::: Raw data

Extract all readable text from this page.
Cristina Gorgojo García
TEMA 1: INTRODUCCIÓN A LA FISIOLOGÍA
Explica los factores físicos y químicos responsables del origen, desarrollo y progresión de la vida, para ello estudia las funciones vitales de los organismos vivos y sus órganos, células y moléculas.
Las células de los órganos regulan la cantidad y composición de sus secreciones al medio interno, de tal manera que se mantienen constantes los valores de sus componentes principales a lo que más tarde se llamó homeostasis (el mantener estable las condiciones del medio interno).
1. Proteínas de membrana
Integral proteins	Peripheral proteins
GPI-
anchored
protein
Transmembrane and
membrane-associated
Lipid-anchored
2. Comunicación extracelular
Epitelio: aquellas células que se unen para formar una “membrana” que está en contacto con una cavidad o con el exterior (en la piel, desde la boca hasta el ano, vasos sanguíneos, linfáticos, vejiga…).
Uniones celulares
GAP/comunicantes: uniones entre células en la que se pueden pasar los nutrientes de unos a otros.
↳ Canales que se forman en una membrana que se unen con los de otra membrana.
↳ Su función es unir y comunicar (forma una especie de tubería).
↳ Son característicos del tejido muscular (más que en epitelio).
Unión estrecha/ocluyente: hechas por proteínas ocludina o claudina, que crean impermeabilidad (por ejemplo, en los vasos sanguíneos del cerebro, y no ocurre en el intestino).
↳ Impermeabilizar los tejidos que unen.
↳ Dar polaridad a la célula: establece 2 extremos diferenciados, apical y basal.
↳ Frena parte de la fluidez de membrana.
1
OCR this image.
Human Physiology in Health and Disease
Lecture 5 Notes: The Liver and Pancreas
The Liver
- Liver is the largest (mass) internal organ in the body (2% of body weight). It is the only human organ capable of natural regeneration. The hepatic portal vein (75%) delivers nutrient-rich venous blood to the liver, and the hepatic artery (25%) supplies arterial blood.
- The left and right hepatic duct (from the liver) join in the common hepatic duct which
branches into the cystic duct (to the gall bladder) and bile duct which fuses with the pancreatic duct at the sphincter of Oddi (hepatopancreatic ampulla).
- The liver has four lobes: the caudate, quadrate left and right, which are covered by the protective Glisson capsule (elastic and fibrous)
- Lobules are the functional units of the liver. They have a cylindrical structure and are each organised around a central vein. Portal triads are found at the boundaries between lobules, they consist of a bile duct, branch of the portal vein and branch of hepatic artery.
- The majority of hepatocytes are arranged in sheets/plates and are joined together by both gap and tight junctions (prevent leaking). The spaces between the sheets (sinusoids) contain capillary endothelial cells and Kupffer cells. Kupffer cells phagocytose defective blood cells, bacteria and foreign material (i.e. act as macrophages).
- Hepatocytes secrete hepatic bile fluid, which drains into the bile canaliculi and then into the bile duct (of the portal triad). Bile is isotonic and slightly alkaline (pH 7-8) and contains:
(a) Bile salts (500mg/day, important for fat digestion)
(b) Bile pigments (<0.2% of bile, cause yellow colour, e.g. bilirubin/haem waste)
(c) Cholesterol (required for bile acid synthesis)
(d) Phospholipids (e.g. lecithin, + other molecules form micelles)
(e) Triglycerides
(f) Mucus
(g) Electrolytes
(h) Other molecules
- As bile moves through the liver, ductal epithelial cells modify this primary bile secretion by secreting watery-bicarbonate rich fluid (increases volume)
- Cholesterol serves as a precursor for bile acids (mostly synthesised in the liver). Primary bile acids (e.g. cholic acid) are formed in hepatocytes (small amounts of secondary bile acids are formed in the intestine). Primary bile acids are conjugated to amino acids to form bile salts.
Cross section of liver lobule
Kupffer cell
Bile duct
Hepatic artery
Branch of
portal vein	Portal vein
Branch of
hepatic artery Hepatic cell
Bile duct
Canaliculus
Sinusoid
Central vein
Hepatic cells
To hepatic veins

::::::

Exercise objective
The full data, transcribed without change, is the expected answer.

Response to the task
Extract all readable text from this page.
Cristina Gorgojo García
TEMA 1: INTRODUCCIÓN A LA FISIOLOGÍA
Explica los factores físicos y químicos responsables del origen, desarrollo y progresión de la vida, para ello estudia las funciones vitales de los organismos vivos y sus órganos, células y moléculas.
Las células de los órganos regulan la cantidad y composición de sus secreciones al medio interno, de tal manera que se mantienen constantes los valores de sus componentes principales a lo que más tarde se llamó homeostasis (el mantener estable las condiciones del medio interno).
1. Proteínas de membrana
Integral proteins	Peripheral proteins
GPI-
anchored
protein
Transmembrane and
membrane-associated
Lipid-anchored
2. Comunicación extracelular
Epitelio: aquellas células que se unen para formar una “membrana” que está en contacto con una cavidad o con el exterior (en la piel, desde la boca hasta el ano, vasos sanguíneos, linfáticos, vejiga…).
Uniones celulares
GAP/comunicantes: uniones entre células en la que se pueden pasar los nutrientes de unos a otros.
↳ Canales que se forman en una membrana que se unen con los de otra membrana.
↳ Su función es unir y comunicar (forma una especie de tubería).
↳ Son característicos del tejido muscular (más que en epitelio).
Unión estrecha/ocluyente: hechas por proteínas ocludina o claudina, que crean impermeabilidad (por ejemplo, en los vasos sanguíneos del cerebro, y no ocurre en el intestino).
↳ Impermeabilizar los tejidos que unen.
↳ Dar polaridad a la célula: establece 2 extremos diferenciados, apical y basal.
↳ Frena parte de la fluidez de membrana.
1
OCR this image.
Human Physiology in Health and Disease
Lecture 5 Notes: The Liver and Pancreas
The Liver
- Liver is the largest (mass) internal organ in the body (2% of body weight). It is the only human organ capable of natural regeneration. The hepatic portal vein (75%) delivers nutrient-rich venous blood to the liver, and the hepatic artery (25%) supplies arterial blood.
- The left and right hepatic duct (from the liver) join in the common hepatic duct which
branches into the cystic duct (to the gall bladder) and bile duct which fuses with the pancreatic duct at the sphincter of Oddi (hepatopancreatic ampulla).
- The liver has four lobes: the caudate, quadrate left and right, which are covered by the protective Glisson capsule (elastic and fibrous)
- Lobules are the functional units of the liver. They have a cylindrical structure and are each organised around a central vein. Portal triads are found at the boundaries between lobules, they consist of a bile duct, branch of the portal vein and branch of hepatic artery.
- The majority of hepatocytes are arranged in sheets/plates and are joined together by both gap and tight junctions (prevent leaking). The spaces between the sheets (sinusoids) contain capillary endothelial cells and Kupffer cells. Kupffer cells phagocytose defective blood cells, bacteria and foreign material (i.e. act as macrophages).
- Hepatocytes secrete hepatic bile fluid, which drains into the bile canaliculi and then into the bile duct (of the portal triad). Bile is isotonic and slightly alkaline (pH 7-8) and contains:
(a) Bile salts (500mg/day, important for fat digestion)
(b) Bile pigments (<0.2% of bile, cause yellow colour, e.g. bilirubin/haem waste)
(c) Cholesterol (required for bile acid synthesis)
(d) Phospholipids (e.g. lecithin, + other molecules form micelles)
(e) Triglycerides
(f) Mucus
(g) Electrolytes
(h) Other molecules
- As bile moves through the liver, ductal epithelial cells modify this primary bile secretion by secreting watery-bicarbonate rich fluid (increases volume)
- Cholesterol serves as a precursor for bile acids (mostly synthesised in the liver). Primary bile acids (e.g. cholic acid) are formed in hepatocytes (small amounts of secondary bile acids are formed in the intestine). Primary bile acids are conjugated to amino acids to form bile salts.
Cross section of liver lobule
Kupffer cell
Bile duct
Hepatic artery
Branch of
portal vein	Portal vein
Branch of
hepatic artery Hepatic cell
Bile duct
Canaliculus
Sinusoid
Central vein
Hepatic cells
To hepatic veins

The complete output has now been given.